**Given request**
Reproduce the complete listing without any deviation.

#####

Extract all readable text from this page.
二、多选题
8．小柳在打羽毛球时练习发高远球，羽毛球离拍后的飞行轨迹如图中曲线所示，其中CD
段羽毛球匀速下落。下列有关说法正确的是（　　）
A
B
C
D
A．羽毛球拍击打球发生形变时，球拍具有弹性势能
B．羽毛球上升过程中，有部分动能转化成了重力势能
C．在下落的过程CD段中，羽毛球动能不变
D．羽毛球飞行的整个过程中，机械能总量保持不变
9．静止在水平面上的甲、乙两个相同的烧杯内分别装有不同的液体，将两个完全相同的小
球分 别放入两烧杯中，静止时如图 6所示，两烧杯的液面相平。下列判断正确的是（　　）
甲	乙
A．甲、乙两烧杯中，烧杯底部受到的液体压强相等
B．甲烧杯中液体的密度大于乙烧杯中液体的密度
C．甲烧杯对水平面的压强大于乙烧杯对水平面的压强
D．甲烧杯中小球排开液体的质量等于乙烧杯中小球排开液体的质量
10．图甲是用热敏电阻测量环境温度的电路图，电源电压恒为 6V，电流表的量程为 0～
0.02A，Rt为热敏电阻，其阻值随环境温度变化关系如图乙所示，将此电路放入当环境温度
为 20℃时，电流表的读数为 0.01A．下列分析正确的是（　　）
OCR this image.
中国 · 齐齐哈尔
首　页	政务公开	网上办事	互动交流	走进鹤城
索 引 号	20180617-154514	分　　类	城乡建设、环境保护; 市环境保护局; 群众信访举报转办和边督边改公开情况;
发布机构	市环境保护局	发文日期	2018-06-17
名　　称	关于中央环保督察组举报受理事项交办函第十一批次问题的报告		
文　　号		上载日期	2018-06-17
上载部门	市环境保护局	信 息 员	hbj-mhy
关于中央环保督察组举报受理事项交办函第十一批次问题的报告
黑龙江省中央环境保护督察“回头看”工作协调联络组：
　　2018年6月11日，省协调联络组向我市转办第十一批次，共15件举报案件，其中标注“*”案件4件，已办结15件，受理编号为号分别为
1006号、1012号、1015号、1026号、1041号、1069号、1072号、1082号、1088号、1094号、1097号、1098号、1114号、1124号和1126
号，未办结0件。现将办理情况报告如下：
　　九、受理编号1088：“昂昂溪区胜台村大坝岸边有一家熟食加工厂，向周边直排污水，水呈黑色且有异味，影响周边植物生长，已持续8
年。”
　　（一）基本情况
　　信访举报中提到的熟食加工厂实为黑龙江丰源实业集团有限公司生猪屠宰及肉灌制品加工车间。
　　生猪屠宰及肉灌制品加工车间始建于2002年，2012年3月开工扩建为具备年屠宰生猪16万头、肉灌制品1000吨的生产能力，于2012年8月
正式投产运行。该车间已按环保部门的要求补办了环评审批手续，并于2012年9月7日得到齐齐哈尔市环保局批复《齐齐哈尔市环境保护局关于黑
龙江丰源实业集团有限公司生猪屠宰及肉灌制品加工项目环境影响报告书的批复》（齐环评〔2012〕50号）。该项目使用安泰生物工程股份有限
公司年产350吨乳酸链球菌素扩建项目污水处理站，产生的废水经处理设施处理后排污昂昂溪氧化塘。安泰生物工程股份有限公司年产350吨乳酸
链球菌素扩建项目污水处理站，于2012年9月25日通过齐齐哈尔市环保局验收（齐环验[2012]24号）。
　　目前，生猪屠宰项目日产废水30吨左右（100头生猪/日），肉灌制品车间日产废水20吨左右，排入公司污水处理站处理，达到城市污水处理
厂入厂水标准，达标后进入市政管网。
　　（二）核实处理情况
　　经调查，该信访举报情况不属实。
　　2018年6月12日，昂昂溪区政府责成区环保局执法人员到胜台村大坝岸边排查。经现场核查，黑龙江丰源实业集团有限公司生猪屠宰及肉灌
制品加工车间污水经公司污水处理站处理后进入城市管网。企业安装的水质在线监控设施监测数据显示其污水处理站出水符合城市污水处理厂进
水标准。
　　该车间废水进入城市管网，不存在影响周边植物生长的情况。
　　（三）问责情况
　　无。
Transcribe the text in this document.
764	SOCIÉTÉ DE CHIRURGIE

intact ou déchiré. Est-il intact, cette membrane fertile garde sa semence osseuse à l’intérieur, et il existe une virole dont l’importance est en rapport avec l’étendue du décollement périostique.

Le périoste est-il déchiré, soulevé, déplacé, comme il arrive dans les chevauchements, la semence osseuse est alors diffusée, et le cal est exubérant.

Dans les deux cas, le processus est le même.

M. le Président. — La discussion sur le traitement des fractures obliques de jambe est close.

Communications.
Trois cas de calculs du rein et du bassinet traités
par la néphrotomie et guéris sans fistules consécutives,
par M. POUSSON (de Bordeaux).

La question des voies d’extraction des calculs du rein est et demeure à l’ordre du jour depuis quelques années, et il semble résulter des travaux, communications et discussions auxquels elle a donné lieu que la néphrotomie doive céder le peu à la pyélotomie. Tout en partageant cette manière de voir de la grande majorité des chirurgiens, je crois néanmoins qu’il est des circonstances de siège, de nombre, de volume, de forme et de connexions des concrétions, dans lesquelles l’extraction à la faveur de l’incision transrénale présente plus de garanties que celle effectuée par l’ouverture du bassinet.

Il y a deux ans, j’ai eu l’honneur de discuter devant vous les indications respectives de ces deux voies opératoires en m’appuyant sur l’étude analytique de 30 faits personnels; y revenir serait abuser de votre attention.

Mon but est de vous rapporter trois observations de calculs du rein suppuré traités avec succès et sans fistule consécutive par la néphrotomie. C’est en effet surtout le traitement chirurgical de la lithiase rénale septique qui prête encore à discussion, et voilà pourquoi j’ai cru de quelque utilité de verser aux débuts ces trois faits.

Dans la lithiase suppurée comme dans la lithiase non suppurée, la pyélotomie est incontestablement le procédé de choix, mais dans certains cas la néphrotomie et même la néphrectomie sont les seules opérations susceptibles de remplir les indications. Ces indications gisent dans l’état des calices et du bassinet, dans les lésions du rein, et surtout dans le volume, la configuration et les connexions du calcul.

#####

**Result of this task**
Extract all readable text from this page.
二、多选题
8．小柳在打羽毛球时练习发高远球，羽毛球离拍后的飞行轨迹如图中曲线所示，其中CD
段羽毛球匀速下落。下列有关说法正确的是（　　）
A
B
C
D
A．羽毛球拍击打球发生形变时，球拍具有弹性势能
B．羽毛球上升过程中，有部分动能转化成了重力势能
C．在下落的过程CD段中，羽毛球动能不变
D．羽毛球飞行的整个过程中，机械能总量保持不变
9．静止在水平面上的甲、乙两个相同的烧杯内分别装有不同的液体，将两个完全相同的小
球分 别放入两烧杯中，静止时如图 6所示，两烧杯的液面相平。下列判断正确的是（　　）
甲	乙
A．甲、乙两烧杯中，烧杯底部受到的液体压强相等
B．甲烧杯中液体的密度大于乙烧杯中液体的密度
C．甲烧杯对水平面的压强大于乙烧杯对水平面的压强
D．甲烧杯中小球排开液体的质量等于乙烧杯中小球排开液体的质量
10．图甲是用热敏电阻测量环境温度的电路图，电源电压恒为 6V，电流表的量程为 0～
0.02A，Rt为热敏电阻，其阻值随环境温度变化关系如图乙所示，将此电路放入当环境温度
为 20℃时，电流表的读数为 0.01A．下列分析正确的是（　　）
OCR this image.
中国 · 齐齐哈尔
首　页	政务公开	网上办事	互动交流	走进鹤城
索 引 号	20180617-154514	分　　类	城乡建设、环境保护; 市环境保护局; 群众信访举报转办和边督边改公开情况;
发布机构	市环境保护局	发文日期	2018-06-17
名　　称	关于中央环保督察组举报受理事项交办函第十一批次问题的报告		
文　　号		上载日期	2018-06-17
上载部门	市环境保护局	信 息 员	hbj-mhy
关于中央环保督察组举报受理事项交办函第十一批次问题的报告
黑龙江省中央环境保护督察“回头看”工作协调联络组：
　　2018年6月11日，省协调联络组向我市转办第十一批次，共15件举报案件，其中标注“*”案件4件，已办结15件，受理编号为号分别为
1006号、1012号、1015号、1026号、1041号、1069号、1072号、1082号、1088号、1094号、1097号、1098号、1114号、1124号和1126
号，未办结0件。现将办理情况报告如下：
　　九、受理编号1088：“昂昂溪区胜台村大坝岸边有一家熟食加工厂，向周边直排污水，水呈黑色且有异味，影响周边植物生长，已持续8
年。”
　　（一）基本情况
　　信访举报中提到的熟食加工厂实为黑龙江丰源实业集团有限公司生猪屠宰及肉灌制品加工车间。
　　生猪屠宰及肉灌制品加工车间始建于2002年，2012年3月开工扩建为具备年屠宰生猪16万头、肉灌制品1000吨的生产能力，于2012年8月
正式投产运行。该车间已按环保部门的要求补办了环评审批手续，并于2012年9月7日得到齐齐哈尔市环保局批复《齐齐哈尔市环境保护局关于黑
龙江丰源实业集团有限公司生猪屠宰及肉灌制品加工项目环境影响报告书的批复》（齐环评〔2012〕50号）。该项目使用安泰生物工程股份有限
公司年产350吨乳酸链球菌素扩建项目污水处理站，产生的废水经处理设施处理后排污昂昂溪氧化塘。安泰生物工程股份有限公司年产350吨乳酸
链球菌素扩建项目污水处理站，于2012年9月25日通过齐齐哈尔市环保局验收（齐环验[2012]24号）。
　　目前，生猪屠宰项目日产废水30吨左右（100头生猪/日），肉灌制品车间日产废水20吨左右，排入公司污水处理站处理，达到城市污水处理
厂入厂水标准，达标后进入市政管网。
　　（二）核实处理情况
　　经调查，该信访举报情况不属实。
　　2018年6月12日，昂昂溪区政府责成区环保局执法人员到胜台村大坝岸边排查。经现场核查，黑龙江丰源实业集团有限公司生猪屠宰及肉灌
制品加工车间污水经公司污水处理站处理后进入城市管网。企业安装的水质在线监控设施监测数据显示其污水处理站出水符合城市污水处理厂进
水标准。
　　该车间废水进入城市管网，不存在影响周边植物生长的情况。
　　（三）问责情况
　　无。
Transcribe the text in this document.
764	SOCIÉTÉ DE CHIRURGIE

intact ou déchiré. Est-il intact, cette membrane fertile garde sa semence osseuse à l’intérieur, et il existe une virole dont l’importance est en rapport avec l’étendue du décollement périostique.

Le périoste est-il déchiré, soulevé, déplacé, comme il arrive dans les chevauchements, la semence osseuse est alors diffusée, et le cal est exubérant.

Dans les deux cas, le processus est le même.

M. le Président. — La discussion sur le traitement des fractures obliques de jambe est close.

Communications.
Trois cas de calculs du rein et du bassinet traités
par la néphrotomie et guéris sans fistules consécutives,
par M. POUSSON (de Bordeaux).

La question des voies d’extraction des calculs du rein est et demeure à l’ordre du jour depuis quelques années, et il semble résulter des travaux, communications et discussions auxquels elle a donné lieu que la néphrotomie doive céder le peu à la pyélotomie. Tout en partageant cette manière de voir de la grande majorité des chirurgiens, je crois néanmoins qu’il est des circonstances de siège, de nombre, de volume, de forme et de connexions des concrétions, dans lesquelles l’extraction à la faveur de l’incision transrénale présente plus de garanties que celle effectuée par l’ouverture du bassinet.

Il y a deux ans, j’ai eu l’honneur de discuter devant vous les indications respectives de ces deux voies opératoires en m’appuyant sur l’étude analytique de 30 faits personnels; y revenir serait abuser de votre attention.

Mon but est de vous rapporter trois observations de calculs du rein suppuré traités avec succès et sans fistule consécutive par la néphrotomie. C’est en effet surtout le traitement chirurgical de la lithiase rénale septique qui prête encore à discussion, et voilà pourquoi j’ai cru de quelque utilité de verser aux débuts ces trois faits.

Dans la lithiase suppurée comme dans la lithiase non suppurée, la pyélotomie est incontestablement le procédé de choix, mais dans certains cas la néphrotomie et même la néphrectomie sont les seules opérations susceptibles de remplir les indications. Ces indications gisent dans l’état des calices et du bassinet, dans les lésions du rein, et surtout dans le volume, la configuration et les connexions du calcul.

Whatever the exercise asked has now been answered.